ACTIONS TO TAKE
A: Answer these questions about the guaranty clause:
(i) Which party may enter into transactions creating or continuing Indebtedness without the consent of the Undersigned?
(ii) What acts does item (vii) list?
(iii) Which section of the United States Bankruptcy Code does the guaranty clause name?
B: Carry on the guaranty clause, picking up after its final sentence.
-- EXTRACT TO READ follows --
6.  Whether or not any existing relationship between the Undersigned and
Borrower has been changed or ended and whether or not this guaranty has been
revoked, Lender may, but shall not be obligated to, enter into transactions
resulting in the creation or continuance of Indebtedness, without any consent or
approval by the Undersigned and without any notice to the Undersigned.  The
liability of the Undersigned shall not be affected or impaired by any of the
following acts or things (which Lender is expressly authorized to do, omit or
suffer from time to time , both before and after revocation of this guaranty,
without notice to or approval by the Undersigned): (i)  any acceptance of
collateral security , guarantors, accommodation parties or sureties for any or
all Indebtedness; (ii) any one or more extensions or renewals of Indebtedness
(whether or not for longer than the original period) or any modification of the
interest rates, maturities or other contractual terms applicable to any
Indebtedness; (iii) any waiver, adjustment, forbearance, compromise or
indulgence granted to Borrower, any delay or lack of diligence in the
enforcement of Indebtedness, or any failure to institute proceedings, file a
claim, give any required notices or otherwise protect any Indebtedness; (iv) any
full or partial release of, settlement with, or agreement not to sue, evidence
of Indebtedness or the acceptance of any instrument in renewal thereof or
substitution therefor; (vi) any failure to obtain collateral security (including
rights of setoff) for Indebtedness, or to see to the proper or sufficient
creation and perfection thereof, or to establish the priority thereof, or to
protect, insure, or enforce any collateral security; or any release,,
modification, substitution, discharge, impairment, deterioration, waste, or loss
of any collateral security; (vii) any foreclosure or enforcement of any
collateral security; (viii) any transfer of any Indebtedness or any evidence
thereof; (ix) any order of application of any payments or credits upon
Indebtedness; (x) any election by the Lender under (S) 1111(b)(2) of the United
States Bankruptcy Code.
-- EXTRACT TO READ concluded --
-- PROVIDED MATERIAL follows --
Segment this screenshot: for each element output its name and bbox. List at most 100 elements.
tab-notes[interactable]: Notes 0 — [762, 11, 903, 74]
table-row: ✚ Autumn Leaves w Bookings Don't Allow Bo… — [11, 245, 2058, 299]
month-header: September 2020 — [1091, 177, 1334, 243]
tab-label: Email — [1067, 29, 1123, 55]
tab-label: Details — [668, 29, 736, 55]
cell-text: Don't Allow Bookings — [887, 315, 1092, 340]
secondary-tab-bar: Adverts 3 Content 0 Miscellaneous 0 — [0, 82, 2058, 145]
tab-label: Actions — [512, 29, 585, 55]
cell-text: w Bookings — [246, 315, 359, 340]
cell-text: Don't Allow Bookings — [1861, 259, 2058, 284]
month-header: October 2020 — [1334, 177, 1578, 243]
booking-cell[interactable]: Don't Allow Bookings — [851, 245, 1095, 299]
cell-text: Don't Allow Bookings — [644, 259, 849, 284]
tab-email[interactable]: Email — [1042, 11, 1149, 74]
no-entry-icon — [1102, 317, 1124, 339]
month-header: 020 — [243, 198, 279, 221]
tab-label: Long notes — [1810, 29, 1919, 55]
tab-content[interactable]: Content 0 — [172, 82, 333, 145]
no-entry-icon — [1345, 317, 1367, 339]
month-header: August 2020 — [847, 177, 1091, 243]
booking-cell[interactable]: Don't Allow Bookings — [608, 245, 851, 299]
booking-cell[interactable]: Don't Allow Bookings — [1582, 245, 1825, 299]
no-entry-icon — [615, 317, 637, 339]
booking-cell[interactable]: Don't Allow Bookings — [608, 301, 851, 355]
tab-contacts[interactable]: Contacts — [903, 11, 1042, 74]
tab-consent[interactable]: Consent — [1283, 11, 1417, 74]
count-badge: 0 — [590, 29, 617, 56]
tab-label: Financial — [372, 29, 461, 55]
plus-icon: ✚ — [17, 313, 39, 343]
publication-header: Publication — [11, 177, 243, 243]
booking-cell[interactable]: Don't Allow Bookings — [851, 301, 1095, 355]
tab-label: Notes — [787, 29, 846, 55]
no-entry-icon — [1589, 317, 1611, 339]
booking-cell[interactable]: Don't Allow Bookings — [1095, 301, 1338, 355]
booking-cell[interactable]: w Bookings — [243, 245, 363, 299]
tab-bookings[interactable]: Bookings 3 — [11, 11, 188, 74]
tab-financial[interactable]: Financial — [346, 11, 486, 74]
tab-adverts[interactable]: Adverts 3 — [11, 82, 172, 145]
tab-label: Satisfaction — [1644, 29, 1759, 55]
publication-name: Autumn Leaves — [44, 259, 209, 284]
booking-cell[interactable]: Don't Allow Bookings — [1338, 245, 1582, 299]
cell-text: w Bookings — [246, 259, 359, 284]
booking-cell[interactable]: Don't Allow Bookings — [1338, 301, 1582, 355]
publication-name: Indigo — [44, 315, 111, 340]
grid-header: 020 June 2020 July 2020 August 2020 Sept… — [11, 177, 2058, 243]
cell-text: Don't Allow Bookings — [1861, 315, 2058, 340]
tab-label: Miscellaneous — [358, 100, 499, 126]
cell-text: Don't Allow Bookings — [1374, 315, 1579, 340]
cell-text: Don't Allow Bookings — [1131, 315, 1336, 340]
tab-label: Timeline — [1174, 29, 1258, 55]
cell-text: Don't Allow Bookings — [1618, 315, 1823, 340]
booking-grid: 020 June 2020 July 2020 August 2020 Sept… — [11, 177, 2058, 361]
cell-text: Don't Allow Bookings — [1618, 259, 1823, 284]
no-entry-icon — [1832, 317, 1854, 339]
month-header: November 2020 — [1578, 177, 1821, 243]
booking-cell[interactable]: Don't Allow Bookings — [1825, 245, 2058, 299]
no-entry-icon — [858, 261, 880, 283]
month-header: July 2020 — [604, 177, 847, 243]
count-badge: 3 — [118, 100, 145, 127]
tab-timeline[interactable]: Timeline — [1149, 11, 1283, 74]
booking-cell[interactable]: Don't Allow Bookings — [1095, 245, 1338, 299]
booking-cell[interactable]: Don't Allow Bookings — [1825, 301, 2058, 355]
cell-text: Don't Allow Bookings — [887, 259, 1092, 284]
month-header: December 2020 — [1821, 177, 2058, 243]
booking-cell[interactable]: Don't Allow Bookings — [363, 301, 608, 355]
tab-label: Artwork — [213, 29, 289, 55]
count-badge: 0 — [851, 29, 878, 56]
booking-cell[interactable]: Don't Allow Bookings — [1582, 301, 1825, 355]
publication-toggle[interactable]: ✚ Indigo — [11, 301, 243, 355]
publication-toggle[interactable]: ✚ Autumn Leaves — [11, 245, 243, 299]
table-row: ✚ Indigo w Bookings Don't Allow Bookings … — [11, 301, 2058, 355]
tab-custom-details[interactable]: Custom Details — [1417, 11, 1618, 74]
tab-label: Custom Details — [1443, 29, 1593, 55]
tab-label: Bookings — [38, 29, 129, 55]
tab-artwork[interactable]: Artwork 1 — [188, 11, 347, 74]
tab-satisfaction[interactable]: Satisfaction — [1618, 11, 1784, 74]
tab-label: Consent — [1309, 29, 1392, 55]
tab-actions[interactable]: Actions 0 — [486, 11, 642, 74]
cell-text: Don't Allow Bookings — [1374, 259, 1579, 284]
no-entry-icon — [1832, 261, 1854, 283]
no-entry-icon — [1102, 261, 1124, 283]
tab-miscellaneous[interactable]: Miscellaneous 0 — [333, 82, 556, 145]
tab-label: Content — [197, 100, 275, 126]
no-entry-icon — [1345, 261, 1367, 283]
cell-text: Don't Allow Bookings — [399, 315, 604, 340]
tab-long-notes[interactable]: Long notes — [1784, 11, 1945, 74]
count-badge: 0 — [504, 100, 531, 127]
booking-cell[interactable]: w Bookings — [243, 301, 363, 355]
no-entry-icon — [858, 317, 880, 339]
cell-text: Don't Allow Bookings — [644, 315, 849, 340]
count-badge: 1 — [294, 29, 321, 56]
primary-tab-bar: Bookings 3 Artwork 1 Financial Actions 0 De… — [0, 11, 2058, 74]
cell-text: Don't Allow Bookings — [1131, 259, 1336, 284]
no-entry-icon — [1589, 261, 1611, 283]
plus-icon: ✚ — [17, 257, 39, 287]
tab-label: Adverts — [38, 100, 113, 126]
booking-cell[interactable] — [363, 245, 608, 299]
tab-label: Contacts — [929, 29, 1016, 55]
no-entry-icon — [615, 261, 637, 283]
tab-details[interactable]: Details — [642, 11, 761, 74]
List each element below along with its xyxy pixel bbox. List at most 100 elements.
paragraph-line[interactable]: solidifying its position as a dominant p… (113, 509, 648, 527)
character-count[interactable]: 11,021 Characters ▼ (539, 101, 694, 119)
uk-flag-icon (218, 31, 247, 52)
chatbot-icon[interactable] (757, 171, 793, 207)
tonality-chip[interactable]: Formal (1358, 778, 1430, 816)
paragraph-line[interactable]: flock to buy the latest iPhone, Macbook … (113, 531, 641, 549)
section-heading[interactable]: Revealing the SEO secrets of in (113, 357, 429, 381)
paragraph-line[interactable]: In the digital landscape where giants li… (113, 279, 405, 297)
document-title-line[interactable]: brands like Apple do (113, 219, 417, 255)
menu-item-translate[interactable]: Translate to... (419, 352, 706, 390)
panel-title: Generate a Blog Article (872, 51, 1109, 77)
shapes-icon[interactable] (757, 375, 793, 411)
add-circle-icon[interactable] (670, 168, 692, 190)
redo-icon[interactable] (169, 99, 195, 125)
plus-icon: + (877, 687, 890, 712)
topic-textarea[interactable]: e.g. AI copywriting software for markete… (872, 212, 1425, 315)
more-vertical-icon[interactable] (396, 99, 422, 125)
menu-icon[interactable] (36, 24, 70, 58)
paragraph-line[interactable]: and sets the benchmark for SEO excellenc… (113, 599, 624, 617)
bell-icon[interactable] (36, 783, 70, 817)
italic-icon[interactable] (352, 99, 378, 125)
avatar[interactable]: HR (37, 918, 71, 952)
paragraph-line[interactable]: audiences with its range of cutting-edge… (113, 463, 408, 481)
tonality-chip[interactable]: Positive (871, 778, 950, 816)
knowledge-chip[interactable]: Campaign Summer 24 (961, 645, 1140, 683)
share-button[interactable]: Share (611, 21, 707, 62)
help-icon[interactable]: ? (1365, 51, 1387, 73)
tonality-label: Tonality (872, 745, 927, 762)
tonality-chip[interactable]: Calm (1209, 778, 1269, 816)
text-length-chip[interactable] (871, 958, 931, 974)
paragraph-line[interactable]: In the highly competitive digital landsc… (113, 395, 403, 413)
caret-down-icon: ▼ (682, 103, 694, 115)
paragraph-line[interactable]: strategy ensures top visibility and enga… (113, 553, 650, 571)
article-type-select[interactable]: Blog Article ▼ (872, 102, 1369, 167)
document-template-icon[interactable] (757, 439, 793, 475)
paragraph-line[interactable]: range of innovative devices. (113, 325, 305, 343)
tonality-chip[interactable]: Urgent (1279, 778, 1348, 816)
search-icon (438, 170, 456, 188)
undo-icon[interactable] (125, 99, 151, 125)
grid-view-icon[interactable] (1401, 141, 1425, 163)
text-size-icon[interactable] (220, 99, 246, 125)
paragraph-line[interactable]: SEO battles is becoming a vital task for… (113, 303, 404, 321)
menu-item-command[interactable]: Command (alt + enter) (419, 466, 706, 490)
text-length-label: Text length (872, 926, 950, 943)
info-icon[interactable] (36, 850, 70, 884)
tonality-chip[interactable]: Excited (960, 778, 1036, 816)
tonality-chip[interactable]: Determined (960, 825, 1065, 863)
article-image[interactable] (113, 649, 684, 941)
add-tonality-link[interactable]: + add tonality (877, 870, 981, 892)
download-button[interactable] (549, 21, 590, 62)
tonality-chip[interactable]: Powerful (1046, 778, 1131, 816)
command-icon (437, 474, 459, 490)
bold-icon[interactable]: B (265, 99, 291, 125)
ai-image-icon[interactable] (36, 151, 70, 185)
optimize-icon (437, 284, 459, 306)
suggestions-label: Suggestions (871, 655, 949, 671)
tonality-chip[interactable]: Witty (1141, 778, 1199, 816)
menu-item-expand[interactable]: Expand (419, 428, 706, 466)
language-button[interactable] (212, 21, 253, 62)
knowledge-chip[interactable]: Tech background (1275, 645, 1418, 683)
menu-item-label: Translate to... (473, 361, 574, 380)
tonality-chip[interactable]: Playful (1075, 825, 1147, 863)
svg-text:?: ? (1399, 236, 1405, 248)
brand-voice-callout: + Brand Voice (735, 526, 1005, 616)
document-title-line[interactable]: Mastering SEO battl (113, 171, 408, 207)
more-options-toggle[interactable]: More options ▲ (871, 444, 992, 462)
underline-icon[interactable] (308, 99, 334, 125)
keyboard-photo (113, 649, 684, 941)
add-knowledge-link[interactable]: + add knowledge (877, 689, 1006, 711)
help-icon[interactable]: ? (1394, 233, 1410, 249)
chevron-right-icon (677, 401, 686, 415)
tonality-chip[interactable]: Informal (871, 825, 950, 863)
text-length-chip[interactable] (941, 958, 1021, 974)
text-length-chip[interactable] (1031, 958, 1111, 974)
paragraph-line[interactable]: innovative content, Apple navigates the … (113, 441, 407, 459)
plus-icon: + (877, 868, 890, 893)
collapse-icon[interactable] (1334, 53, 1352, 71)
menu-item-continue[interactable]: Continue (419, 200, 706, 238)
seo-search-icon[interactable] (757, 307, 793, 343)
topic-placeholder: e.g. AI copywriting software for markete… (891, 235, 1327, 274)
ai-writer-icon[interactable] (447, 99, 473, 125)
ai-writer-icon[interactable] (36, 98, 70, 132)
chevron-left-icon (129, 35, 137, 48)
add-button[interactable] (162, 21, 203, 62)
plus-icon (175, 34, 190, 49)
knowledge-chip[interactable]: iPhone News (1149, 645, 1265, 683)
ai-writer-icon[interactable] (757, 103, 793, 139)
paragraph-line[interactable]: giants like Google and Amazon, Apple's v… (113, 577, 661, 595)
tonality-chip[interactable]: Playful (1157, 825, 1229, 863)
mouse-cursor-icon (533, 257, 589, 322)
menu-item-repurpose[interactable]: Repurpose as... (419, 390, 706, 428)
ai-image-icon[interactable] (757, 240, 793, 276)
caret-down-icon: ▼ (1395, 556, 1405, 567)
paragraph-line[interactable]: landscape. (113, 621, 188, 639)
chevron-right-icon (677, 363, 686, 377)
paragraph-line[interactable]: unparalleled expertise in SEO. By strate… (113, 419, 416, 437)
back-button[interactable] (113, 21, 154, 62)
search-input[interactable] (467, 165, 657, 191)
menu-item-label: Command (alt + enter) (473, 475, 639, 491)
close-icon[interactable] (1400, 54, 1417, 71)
-- PROVIDED MATERIAL concluded --
RESULTS OF THE TASKS
A:
(i) Lender
(ii) Any foreclosure or enforcement of any collateral security
(iii) (S) 1111(b)(2)

B:
7.  The Undersigned waives any an all defenses, claims and discharges of
Borrower, or any other obligor, pertaining to Indebtedness, except the defense
of discharge by payment in full.  Without limiting the generality of the
foregoing, the Undersigned will not assert, plead or enforce against Lender any
defense of waiver, release, statute of limitations, res judicata, statute of
frauds, fraud, incapacity, minority, usury, illegality or unenforceability which
may be available to Borrower or any other person liable in respect of any
Indebtedness, or any setoff available against Lender to Borrower or any such
other person, whether or not on account of a related transaction.  The
Undersigned expressly agrees that the Undersigned shall be and remain liable, to
the fullest extent permitted by applicable law, for any deficiency remaining
after foreclosure of any mortgage or security interest securing Indebtedness,
whether or not the liability of Borrower or any other obligor for such
deficiency is discharged pursuant to statute or judicial decision.  The
undersigned shall remain obligated, to the fullest extent permitted by law, to
pay such amounts as though the Borrower's obligations had not been discharged.

8.  The Undersigned further agrees that the Undersigned shall be and remain
obligated to pay Indebtedness even though any other person obligated to pay
Indebtedness, including Borrower, has such obligation discharged in bankruptcy
or otherwise discharged by law.  "Indebtedness" shall include post-bankruptcy
petition interest and attorneys' fees and any other amounts which Borrower is
discharged from paying or which do not otherwise accrue to Indebtedness due to
Borrower's discharge, and the Undersigned shall remain obligated to pay such
amounts as though Borrower's obligations had not been discharged.

9.  If any payment applied by Lender to Indebtedness is thereafter set aside,
recovered, rescinded or require to re returned for any reason (including,
without limitation, the bankruptcy, insolvency or reorganization of Borrower or
any other obligor), the Indebtedness to which such payment was applied shall for
the purposes of this guaranty be deemed to have continued in existence,
notwithstanding such application, and this guaranty shall be enforceable as to
such Indebtedness as fully as if such application had never been made.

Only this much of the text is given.